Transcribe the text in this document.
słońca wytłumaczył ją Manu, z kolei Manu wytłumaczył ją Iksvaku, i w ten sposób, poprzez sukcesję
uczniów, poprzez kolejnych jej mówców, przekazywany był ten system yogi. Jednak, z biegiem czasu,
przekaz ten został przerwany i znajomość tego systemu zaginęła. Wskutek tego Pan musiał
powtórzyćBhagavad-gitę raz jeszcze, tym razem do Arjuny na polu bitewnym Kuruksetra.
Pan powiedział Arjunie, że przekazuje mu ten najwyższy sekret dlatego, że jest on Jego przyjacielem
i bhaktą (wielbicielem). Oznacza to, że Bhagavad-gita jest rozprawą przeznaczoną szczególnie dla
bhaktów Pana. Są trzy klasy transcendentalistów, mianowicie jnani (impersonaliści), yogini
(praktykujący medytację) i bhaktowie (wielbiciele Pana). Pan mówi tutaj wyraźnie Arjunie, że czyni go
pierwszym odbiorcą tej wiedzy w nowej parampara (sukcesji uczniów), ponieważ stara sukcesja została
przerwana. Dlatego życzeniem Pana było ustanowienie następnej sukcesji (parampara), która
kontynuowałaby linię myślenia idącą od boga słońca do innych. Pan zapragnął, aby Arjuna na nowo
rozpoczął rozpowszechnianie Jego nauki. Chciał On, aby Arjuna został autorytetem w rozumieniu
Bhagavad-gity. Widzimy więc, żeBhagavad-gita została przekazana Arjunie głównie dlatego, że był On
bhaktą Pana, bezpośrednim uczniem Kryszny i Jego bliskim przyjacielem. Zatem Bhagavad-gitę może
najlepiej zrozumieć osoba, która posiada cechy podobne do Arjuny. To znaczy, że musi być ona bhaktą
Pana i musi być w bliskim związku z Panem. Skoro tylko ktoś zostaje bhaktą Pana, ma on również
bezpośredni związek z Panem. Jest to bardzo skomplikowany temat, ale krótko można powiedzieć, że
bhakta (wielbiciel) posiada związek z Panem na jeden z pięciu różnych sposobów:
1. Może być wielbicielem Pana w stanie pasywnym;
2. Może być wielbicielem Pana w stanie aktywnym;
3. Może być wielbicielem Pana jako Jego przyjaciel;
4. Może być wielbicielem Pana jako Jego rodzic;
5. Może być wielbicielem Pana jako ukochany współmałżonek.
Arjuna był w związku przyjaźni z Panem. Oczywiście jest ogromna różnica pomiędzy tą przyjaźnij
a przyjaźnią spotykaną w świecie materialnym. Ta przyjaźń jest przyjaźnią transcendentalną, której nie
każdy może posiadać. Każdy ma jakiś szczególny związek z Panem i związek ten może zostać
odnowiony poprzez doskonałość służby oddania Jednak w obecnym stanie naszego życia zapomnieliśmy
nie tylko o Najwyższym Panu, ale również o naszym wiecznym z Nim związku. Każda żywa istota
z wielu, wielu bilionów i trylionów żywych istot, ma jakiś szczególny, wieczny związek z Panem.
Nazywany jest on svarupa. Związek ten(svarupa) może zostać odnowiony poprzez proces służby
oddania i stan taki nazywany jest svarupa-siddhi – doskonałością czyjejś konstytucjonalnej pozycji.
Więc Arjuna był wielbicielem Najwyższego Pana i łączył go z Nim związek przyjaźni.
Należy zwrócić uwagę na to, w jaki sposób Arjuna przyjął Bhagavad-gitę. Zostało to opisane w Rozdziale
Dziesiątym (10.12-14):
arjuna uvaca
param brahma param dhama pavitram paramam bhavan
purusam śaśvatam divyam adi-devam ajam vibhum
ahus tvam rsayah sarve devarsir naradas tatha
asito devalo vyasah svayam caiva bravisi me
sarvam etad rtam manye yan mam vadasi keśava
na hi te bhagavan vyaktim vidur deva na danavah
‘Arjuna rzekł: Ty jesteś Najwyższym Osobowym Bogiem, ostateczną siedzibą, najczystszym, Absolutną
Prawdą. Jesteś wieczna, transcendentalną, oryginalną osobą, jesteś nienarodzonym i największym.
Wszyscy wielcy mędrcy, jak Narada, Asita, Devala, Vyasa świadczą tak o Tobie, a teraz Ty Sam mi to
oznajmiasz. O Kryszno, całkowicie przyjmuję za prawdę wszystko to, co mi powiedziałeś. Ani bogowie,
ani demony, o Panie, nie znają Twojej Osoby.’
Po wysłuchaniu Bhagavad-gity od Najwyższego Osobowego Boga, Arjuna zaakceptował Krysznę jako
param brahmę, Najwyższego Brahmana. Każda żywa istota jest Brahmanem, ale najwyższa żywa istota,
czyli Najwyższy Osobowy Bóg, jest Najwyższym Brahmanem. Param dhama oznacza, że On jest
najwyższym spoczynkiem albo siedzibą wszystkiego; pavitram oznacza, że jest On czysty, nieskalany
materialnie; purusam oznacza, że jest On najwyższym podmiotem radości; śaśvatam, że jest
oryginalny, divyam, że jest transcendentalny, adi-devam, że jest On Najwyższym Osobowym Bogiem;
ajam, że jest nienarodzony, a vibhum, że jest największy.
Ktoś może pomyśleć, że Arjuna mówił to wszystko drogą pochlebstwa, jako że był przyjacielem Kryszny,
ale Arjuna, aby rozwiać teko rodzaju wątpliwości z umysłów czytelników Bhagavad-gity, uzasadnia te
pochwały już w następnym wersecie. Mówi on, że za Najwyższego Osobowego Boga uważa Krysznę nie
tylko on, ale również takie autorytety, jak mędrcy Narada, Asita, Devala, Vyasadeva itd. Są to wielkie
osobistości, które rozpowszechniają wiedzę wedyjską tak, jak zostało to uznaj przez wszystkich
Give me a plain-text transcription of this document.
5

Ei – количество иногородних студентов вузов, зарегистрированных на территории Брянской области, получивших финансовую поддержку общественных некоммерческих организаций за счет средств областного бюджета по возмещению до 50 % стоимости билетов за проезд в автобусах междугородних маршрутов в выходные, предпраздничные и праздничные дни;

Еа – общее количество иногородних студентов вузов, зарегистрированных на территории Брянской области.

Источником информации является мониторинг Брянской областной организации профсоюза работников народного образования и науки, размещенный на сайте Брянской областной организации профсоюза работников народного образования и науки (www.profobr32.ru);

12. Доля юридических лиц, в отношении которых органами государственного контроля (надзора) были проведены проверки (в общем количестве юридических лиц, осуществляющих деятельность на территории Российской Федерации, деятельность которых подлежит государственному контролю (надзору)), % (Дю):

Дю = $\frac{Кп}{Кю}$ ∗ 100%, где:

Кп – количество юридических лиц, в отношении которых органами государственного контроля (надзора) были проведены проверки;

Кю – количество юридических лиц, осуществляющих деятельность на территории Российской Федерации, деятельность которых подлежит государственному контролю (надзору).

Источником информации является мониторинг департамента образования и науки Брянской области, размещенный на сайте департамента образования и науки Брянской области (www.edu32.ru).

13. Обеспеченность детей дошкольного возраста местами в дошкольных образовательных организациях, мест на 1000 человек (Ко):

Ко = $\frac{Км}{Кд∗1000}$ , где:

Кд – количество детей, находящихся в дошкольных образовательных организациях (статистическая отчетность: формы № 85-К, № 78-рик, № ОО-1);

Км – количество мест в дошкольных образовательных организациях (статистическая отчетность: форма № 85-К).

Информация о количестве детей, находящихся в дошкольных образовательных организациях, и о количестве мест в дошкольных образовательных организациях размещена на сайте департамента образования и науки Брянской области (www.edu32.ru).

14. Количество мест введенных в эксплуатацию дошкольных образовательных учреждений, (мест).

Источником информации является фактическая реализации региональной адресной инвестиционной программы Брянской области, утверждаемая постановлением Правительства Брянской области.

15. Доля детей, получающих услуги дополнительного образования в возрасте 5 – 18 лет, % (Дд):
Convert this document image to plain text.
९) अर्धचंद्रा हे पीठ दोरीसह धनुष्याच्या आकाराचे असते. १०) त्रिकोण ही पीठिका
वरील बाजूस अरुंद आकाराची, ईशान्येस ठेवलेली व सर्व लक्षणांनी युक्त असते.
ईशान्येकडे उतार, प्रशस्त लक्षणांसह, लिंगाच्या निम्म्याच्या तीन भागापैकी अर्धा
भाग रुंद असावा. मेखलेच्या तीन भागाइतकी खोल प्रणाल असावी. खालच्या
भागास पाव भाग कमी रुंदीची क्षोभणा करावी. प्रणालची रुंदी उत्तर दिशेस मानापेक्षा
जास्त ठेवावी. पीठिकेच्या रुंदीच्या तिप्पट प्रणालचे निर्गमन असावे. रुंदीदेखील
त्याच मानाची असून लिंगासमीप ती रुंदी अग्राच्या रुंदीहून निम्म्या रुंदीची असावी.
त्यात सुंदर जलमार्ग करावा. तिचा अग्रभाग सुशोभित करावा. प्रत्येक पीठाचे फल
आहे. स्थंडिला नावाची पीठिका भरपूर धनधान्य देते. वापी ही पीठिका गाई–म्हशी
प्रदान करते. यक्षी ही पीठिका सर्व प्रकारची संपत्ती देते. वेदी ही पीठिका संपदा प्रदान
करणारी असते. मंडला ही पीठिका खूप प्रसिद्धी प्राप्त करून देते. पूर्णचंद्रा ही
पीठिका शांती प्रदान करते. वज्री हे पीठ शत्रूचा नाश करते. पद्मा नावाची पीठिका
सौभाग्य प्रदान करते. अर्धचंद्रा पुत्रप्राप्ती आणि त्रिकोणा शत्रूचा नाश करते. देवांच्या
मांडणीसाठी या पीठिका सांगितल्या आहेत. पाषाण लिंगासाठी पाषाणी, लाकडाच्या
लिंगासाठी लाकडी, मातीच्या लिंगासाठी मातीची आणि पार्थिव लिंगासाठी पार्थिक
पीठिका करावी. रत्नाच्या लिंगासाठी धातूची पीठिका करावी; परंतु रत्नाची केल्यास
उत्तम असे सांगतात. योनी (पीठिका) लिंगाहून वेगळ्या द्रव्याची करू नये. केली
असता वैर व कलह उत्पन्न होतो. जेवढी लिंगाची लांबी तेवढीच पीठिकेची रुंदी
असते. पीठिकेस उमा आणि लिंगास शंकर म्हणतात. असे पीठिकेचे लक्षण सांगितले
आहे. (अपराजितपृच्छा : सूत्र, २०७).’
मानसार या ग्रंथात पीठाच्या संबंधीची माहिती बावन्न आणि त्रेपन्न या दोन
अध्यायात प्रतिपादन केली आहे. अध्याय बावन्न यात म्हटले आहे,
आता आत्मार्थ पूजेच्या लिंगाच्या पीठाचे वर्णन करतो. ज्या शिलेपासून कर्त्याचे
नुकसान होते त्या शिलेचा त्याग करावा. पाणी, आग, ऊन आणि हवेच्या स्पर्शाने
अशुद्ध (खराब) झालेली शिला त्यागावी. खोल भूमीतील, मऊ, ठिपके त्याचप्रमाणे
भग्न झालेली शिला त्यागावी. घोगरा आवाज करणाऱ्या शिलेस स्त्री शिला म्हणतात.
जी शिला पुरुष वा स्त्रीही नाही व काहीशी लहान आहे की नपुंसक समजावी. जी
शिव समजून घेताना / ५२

☆ ☆ ☆

## [THE EXERCISE]
Every line holding "Kryszny" should be copied out.

## [RIGHT ANSWER]
bhaktą Pana, bezpośrednim uczniem Kryszny i Jego bliskim przyjacielem. Zatem Bhagavad-gitę może
Ktoś może pomyśleć, że Arjuna mówił to wszystko drogą pochlebstwa, jako że był przyjacielem Kryszny,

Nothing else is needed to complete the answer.